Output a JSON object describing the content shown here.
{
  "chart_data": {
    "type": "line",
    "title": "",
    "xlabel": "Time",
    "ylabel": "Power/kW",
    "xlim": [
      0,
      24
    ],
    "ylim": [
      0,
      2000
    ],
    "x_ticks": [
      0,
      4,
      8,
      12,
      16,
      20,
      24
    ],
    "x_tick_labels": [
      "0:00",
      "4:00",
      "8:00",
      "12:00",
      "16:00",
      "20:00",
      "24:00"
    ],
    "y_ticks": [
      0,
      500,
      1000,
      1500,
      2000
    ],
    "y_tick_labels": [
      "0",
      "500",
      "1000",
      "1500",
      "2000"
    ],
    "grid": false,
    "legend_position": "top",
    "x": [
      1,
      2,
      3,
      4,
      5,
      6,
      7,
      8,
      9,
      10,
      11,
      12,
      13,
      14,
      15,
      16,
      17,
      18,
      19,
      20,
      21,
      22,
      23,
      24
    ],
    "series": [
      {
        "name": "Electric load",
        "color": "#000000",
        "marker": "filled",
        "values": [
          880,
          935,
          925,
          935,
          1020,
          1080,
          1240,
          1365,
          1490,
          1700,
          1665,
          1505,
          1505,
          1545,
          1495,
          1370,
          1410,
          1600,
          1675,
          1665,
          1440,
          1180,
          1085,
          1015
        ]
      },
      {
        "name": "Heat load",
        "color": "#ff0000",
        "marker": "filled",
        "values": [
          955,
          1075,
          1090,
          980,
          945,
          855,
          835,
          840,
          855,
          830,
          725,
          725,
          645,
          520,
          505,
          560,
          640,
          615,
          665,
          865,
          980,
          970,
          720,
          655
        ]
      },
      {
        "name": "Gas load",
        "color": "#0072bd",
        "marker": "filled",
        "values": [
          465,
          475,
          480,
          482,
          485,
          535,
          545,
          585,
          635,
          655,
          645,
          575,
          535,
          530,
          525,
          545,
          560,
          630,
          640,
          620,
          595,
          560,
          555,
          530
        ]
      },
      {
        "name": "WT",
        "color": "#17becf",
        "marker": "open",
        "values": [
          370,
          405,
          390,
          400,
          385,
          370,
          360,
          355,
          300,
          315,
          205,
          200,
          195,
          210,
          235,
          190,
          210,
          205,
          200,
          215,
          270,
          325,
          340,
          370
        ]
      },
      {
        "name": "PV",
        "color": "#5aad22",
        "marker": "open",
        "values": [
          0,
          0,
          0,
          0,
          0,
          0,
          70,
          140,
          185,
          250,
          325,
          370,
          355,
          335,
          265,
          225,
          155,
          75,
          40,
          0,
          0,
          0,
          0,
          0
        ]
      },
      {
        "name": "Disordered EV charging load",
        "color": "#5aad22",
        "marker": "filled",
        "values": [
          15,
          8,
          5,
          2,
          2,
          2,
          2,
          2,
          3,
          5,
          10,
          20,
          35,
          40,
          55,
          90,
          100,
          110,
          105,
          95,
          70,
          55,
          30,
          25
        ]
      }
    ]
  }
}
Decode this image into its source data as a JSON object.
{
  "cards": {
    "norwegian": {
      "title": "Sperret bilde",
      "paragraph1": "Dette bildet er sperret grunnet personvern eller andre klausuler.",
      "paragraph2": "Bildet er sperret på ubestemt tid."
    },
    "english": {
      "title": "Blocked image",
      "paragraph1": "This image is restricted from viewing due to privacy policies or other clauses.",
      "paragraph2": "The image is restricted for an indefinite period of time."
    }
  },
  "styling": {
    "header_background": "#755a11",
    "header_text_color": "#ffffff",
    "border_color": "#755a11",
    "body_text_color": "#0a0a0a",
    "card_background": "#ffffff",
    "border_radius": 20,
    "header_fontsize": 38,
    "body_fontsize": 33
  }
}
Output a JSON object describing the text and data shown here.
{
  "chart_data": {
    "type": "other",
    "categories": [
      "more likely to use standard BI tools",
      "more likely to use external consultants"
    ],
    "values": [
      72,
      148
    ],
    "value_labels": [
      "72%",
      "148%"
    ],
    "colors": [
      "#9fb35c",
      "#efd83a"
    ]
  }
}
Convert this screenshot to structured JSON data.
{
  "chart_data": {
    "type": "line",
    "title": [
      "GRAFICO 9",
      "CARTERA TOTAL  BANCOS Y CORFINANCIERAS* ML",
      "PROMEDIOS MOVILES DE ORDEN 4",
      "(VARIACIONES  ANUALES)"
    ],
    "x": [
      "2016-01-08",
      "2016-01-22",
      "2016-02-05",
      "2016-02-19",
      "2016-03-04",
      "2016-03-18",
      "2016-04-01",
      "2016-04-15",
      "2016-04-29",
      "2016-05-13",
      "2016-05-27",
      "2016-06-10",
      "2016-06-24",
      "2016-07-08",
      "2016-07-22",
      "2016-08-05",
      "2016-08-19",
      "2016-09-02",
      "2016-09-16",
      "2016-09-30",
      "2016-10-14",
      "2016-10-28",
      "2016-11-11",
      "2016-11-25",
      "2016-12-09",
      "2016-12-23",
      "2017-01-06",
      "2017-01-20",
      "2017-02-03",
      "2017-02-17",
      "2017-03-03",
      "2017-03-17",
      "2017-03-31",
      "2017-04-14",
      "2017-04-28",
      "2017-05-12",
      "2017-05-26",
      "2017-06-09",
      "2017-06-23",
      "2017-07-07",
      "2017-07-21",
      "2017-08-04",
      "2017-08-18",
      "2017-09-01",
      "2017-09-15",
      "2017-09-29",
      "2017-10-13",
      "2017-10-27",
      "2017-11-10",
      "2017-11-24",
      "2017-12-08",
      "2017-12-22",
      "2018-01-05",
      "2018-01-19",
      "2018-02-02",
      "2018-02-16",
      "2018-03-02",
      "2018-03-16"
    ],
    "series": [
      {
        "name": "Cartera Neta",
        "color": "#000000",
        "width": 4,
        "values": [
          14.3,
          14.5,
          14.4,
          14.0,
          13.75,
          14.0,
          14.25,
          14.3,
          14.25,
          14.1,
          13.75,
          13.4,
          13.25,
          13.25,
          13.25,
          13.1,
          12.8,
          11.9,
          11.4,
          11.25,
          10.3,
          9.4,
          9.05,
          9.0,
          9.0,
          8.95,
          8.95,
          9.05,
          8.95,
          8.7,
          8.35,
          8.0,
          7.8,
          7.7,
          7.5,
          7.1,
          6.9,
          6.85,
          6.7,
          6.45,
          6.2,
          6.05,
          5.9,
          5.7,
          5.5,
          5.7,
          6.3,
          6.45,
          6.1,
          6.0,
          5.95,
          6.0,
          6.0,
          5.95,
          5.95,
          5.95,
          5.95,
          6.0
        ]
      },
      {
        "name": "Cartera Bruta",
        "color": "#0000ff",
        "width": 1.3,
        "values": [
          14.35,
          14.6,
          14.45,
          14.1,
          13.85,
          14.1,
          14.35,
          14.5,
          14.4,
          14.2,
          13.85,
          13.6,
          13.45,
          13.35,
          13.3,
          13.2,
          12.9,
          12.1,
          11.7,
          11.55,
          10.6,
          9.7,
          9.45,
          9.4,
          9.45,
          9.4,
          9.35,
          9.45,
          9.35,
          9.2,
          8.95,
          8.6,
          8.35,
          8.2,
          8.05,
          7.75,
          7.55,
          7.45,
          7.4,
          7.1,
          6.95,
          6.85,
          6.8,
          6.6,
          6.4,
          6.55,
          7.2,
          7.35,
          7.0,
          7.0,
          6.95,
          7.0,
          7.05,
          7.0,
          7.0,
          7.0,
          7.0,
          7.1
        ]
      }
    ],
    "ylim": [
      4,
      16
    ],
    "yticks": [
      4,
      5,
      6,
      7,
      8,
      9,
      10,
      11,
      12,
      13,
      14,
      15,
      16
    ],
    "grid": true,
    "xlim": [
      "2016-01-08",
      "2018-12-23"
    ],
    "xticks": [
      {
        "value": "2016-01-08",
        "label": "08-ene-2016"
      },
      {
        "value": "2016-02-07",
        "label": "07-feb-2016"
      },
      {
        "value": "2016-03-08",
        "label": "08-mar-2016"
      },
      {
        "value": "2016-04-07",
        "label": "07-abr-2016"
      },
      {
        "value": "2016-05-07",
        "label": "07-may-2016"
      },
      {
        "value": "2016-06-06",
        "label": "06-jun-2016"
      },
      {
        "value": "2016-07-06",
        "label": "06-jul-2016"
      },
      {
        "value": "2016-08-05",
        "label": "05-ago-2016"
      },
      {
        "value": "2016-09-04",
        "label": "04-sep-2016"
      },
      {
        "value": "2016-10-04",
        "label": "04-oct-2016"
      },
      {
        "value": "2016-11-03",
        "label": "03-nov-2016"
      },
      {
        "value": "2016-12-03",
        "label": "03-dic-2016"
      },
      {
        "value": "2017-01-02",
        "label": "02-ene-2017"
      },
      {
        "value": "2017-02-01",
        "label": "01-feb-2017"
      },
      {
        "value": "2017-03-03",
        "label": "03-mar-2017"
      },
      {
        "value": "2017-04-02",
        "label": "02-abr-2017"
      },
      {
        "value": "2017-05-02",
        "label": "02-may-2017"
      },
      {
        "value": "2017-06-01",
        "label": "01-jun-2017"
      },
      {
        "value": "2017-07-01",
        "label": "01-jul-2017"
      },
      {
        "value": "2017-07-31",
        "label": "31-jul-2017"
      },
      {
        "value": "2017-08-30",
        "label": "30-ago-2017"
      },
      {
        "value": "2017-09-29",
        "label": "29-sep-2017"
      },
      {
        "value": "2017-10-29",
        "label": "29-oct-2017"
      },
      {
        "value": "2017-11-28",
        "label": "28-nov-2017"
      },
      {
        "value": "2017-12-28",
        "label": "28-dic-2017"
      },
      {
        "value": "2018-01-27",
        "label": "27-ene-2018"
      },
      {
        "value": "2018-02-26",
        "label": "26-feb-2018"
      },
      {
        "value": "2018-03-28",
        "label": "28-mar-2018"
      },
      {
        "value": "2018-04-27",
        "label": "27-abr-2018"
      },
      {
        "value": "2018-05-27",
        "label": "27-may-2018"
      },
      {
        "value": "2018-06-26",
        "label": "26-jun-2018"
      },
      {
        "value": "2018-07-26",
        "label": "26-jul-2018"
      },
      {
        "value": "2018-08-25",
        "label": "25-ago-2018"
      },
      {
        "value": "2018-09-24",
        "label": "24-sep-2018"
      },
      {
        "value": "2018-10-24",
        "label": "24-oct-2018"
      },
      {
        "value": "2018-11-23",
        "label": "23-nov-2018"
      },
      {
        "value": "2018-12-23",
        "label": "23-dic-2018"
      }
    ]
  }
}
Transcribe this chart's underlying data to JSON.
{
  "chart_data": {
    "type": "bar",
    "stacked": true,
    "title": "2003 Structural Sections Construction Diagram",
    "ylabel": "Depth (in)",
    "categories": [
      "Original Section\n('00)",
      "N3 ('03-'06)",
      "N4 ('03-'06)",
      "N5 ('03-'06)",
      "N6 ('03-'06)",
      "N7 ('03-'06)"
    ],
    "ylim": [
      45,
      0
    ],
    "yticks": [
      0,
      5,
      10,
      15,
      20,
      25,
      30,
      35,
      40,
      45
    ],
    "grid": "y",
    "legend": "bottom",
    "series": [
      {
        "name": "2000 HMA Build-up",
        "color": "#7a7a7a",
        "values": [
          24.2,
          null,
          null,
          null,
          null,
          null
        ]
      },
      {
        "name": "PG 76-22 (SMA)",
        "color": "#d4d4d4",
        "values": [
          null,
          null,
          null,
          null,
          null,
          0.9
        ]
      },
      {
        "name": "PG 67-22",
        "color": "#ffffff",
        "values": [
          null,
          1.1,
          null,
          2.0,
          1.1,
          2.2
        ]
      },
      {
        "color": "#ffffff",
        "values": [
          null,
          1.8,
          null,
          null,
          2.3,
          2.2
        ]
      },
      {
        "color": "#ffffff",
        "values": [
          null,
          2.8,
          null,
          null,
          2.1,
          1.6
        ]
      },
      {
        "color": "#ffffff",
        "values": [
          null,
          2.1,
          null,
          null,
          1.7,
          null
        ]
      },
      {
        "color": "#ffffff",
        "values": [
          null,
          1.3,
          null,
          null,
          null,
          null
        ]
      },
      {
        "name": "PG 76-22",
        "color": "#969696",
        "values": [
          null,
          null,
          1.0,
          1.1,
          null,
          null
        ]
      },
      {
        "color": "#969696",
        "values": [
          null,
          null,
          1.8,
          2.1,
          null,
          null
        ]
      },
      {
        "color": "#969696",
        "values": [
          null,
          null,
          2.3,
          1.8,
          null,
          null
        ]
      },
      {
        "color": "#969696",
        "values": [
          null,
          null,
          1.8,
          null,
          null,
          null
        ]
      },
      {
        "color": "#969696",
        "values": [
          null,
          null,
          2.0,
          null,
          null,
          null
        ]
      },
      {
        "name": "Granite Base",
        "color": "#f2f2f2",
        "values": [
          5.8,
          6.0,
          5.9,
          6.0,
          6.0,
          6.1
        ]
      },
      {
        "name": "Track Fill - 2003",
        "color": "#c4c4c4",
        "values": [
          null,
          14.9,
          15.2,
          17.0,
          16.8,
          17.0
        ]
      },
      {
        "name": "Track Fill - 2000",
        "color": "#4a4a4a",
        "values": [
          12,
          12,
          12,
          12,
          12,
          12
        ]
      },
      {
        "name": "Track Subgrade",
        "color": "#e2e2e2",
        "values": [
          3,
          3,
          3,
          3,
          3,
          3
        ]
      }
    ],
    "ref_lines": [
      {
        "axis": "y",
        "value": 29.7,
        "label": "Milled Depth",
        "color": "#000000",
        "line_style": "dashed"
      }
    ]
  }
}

AIM: Copy every line of the listing that includes the string "likely".

THE ANSWER:
      "more likely to use standard BI tools",
      "more likely to use external consultants"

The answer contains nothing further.